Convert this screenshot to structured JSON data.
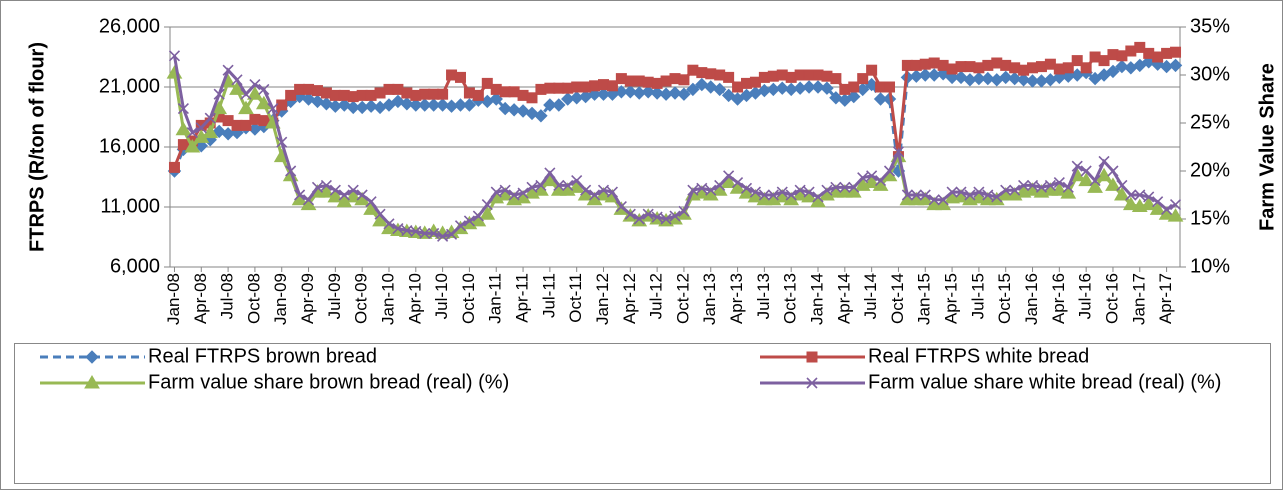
{
  "chart_data": {
    "type": "line",
    "y_label": "FTRPS (R/ton of flour)",
    "y2_label": "Farm Value Share",
    "categories": [
      "Jan-08",
      null,
      null,
      "Apr-08",
      null,
      null,
      "Jul-08",
      null,
      null,
      "Oct-08",
      null,
      null,
      "Jan-09",
      null,
      null,
      "Apr-09",
      null,
      null,
      "Jul-09",
      null,
      null,
      "Oct-09",
      null,
      null,
      "Jan-10",
      null,
      null,
      "Apr-10",
      null,
      null,
      "Jul-10",
      null,
      null,
      "Oct-10",
      null,
      null,
      "Jan-11",
      null,
      null,
      "Apr-11",
      null,
      null,
      "Jul-11",
      null,
      null,
      "Oct-11",
      null,
      null,
      "Jan-12",
      null,
      null,
      "Apr-12",
      null,
      null,
      "Jul-12",
      null,
      null,
      "Oct-12",
      null,
      null,
      "Jan-13",
      null,
      null,
      "Apr-13",
      null,
      null,
      "Jul-13",
      null,
      null,
      "Oct-13",
      null,
      null,
      "Jan-14",
      null,
      null,
      "Apr-14",
      null,
      null,
      "Jul-14",
      null,
      null,
      "Oct-14",
      null,
      null,
      "Jan-15",
      null,
      null,
      "Apr-15",
      null,
      null,
      "Jul-15",
      null,
      null,
      "Oct-15",
      null,
      null,
      "Jan-16",
      null,
      null,
      "Apr-16",
      null,
      null,
      "Jul-16",
      null,
      null,
      "Oct-16",
      null,
      null,
      "Jan-17",
      null,
      null,
      "Apr-17",
      null
    ],
    "ylim": [
      6000,
      26000
    ],
    "yticks": [
      {
        "value": 6000,
        "label": "6,000"
      },
      {
        "value": 11000,
        "label": "11,000"
      },
      {
        "value": 16000,
        "label": "16,000"
      },
      {
        "value": 21000,
        "label": "21,000"
      },
      {
        "value": 26000,
        "label": "26,000"
      }
    ],
    "y2lim": [
      10,
      35
    ],
    "y2ticks": [
      {
        "value": 10,
        "label": "10%"
      },
      {
        "value": 15,
        "label": "15%"
      },
      {
        "value": 20,
        "label": "20%"
      },
      {
        "value": 25,
        "label": "25%"
      },
      {
        "value": 30,
        "label": "30%"
      },
      {
        "value": 35,
        "label": "35%"
      }
    ],
    "grid": true,
    "legend": "bottom",
    "series": [
      {
        "name": "Real FTRPS brown bread",
        "color": "#4a7ebb",
        "marker": "diamond",
        "dash": true,
        "axis": "y",
        "values": [
          14000,
          15800,
          16200,
          16100,
          16600,
          17300,
          17100,
          17200,
          17600,
          17500,
          17700,
          18200,
          19000,
          19800,
          20200,
          20000,
          19800,
          19600,
          19400,
          19500,
          19300,
          19300,
          19400,
          19300,
          19500,
          19800,
          19600,
          19500,
          19500,
          19500,
          19500,
          19400,
          19500,
          19500,
          19900,
          19800,
          20000,
          19200,
          19100,
          19000,
          18800,
          18600,
          19500,
          19500,
          20000,
          20100,
          20200,
          20400,
          20400,
          20400,
          20600,
          20600,
          20500,
          20600,
          20500,
          20400,
          20500,
          20400,
          20800,
          21200,
          21000,
          20800,
          20300,
          20000,
          20300,
          20500,
          20700,
          20800,
          20900,
          20800,
          20900,
          21000,
          21000,
          20900,
          20100,
          19900,
          20200,
          20800,
          21200,
          20000,
          20000,
          14000,
          21800,
          21900,
          22000,
          22000,
          22100,
          21800,
          21800,
          21600,
          21700,
          21700,
          21600,
          21800,
          21700,
          21600,
          21500,
          21500,
          21600,
          21800,
          21900,
          22000,
          22200,
          21700,
          22000,
          22300,
          22700,
          22600,
          22800,
          23100,
          22900,
          22700,
          22800
        ]
      },
      {
        "name": "Real FTRPS white bread",
        "color": "#be4b48",
        "marker": "square",
        "axis": "y",
        "values": [
          14300,
          16200,
          16500,
          17800,
          18000,
          18500,
          18200,
          17800,
          17800,
          18300,
          18200,
          18000,
          19500,
          20300,
          20800,
          20800,
          20700,
          20500,
          20300,
          20300,
          20200,
          20300,
          20300,
          20500,
          20800,
          20800,
          20500,
          20300,
          20400,
          20400,
          20400,
          22000,
          21800,
          20500,
          20300,
          21300,
          20800,
          20600,
          20600,
          20300,
          20100,
          20800,
          20900,
          20900,
          20900,
          21000,
          21000,
          21100,
          21200,
          21100,
          21700,
          21500,
          21500,
          21400,
          21300,
          21500,
          21700,
          21600,
          22400,
          22200,
          22100,
          22000,
          21800,
          21000,
          21300,
          21400,
          21800,
          21900,
          22000,
          21800,
          22000,
          22000,
          22000,
          21900,
          21700,
          20800,
          21000,
          21700,
          22400,
          21000,
          21000,
          15200,
          22800,
          22800,
          22900,
          23000,
          22800,
          22500,
          22700,
          22700,
          22600,
          22800,
          23000,
          22800,
          22600,
          22400,
          22600,
          22700,
          22900,
          22500,
          22600,
          23200,
          22600,
          23500,
          23200,
          23700,
          23600,
          24000,
          24300,
          23800,
          23500,
          23800,
          23900
        ]
      },
      {
        "name": "Farm value share brown bread (real) (%)",
        "color": "#98b954",
        "marker": "triangle",
        "axis": "y2",
        "values": [
          30.2,
          24.3,
          22.5,
          23.5,
          24.0,
          26.5,
          29.3,
          28.5,
          26.5,
          28.0,
          27.0,
          25.0,
          21.5,
          19.5,
          17.0,
          16.5,
          17.8,
          17.8,
          17.3,
          16.8,
          17.3,
          17.0,
          16.0,
          14.8,
          14.0,
          13.8,
          13.7,
          13.6,
          13.5,
          13.7,
          13.5,
          13.6,
          14.0,
          14.5,
          14.8,
          15.5,
          17.2,
          17.5,
          17.0,
          17.2,
          17.7,
          18.0,
          19.0,
          18.0,
          18.0,
          18.3,
          17.5,
          17.0,
          17.5,
          17.3,
          16.0,
          15.3,
          14.8,
          15.3,
          15.0,
          14.8,
          15.0,
          15.5,
          17.5,
          17.7,
          17.5,
          18.0,
          18.8,
          18.2,
          17.7,
          17.3,
          17.0,
          17.0,
          17.3,
          17.0,
          17.5,
          17.3,
          16.8,
          17.5,
          17.8,
          17.8,
          17.8,
          18.5,
          18.8,
          18.5,
          19.5,
          21.5,
          17.0,
          17.0,
          17.0,
          16.5,
          16.5,
          17.2,
          17.3,
          17.0,
          17.2,
          17.0,
          17.0,
          17.5,
          17.5,
          17.8,
          18.0,
          17.8,
          18.0,
          18.0,
          17.7,
          19.5,
          19.0,
          18.3,
          19.5,
          18.5,
          17.5,
          16.5,
          16.3,
          16.5,
          16.0,
          15.5,
          15.3
        ]
      },
      {
        "name": "Farm value share white bread (real) (%)",
        "color": "#7d60a0",
        "marker": "x",
        "axis": "y2",
        "values": [
          32.0,
          26.5,
          24.0,
          24.5,
          25.5,
          28.0,
          30.5,
          29.5,
          28.0,
          29.0,
          28.5,
          26.5,
          23.0,
          20.0,
          17.5,
          17.0,
          18.3,
          18.5,
          18.0,
          17.5,
          18.0,
          17.5,
          16.8,
          15.5,
          14.5,
          14.0,
          13.8,
          13.7,
          13.5,
          13.5,
          13.2,
          13.4,
          14.3,
          14.8,
          15.3,
          16.5,
          17.8,
          18.0,
          17.5,
          17.7,
          18.3,
          18.5,
          19.8,
          18.5,
          18.5,
          19.0,
          18.0,
          17.5,
          18.0,
          17.8,
          16.3,
          15.5,
          15.0,
          15.5,
          15.2,
          15.0,
          15.3,
          15.8,
          18.0,
          18.2,
          18.0,
          18.5,
          19.5,
          18.8,
          18.2,
          17.8,
          17.5,
          17.5,
          17.8,
          17.5,
          18.0,
          17.8,
          17.3,
          18.0,
          18.3,
          18.3,
          18.3,
          19.3,
          19.5,
          19.0,
          20.0,
          22.0,
          17.5,
          17.5,
          17.5,
          17.0,
          17.0,
          17.8,
          17.8,
          17.5,
          17.8,
          17.5,
          17.3,
          18.0,
          18.0,
          18.5,
          18.5,
          18.3,
          18.5,
          18.8,
          18.3,
          20.5,
          20.0,
          19.0,
          21.0,
          20.0,
          18.5,
          17.5,
          17.5,
          17.3,
          16.8,
          16.0,
          16.5
        ]
      }
    ]
  }
}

========================================

◆ TASK STATEMENT: Show every line in the entries where the string "marker" occurs.

◆ TASK RESULT:
        "marker": "diamond",
        "marker": "square",
        "marker": "triangle",
        "marker": "x",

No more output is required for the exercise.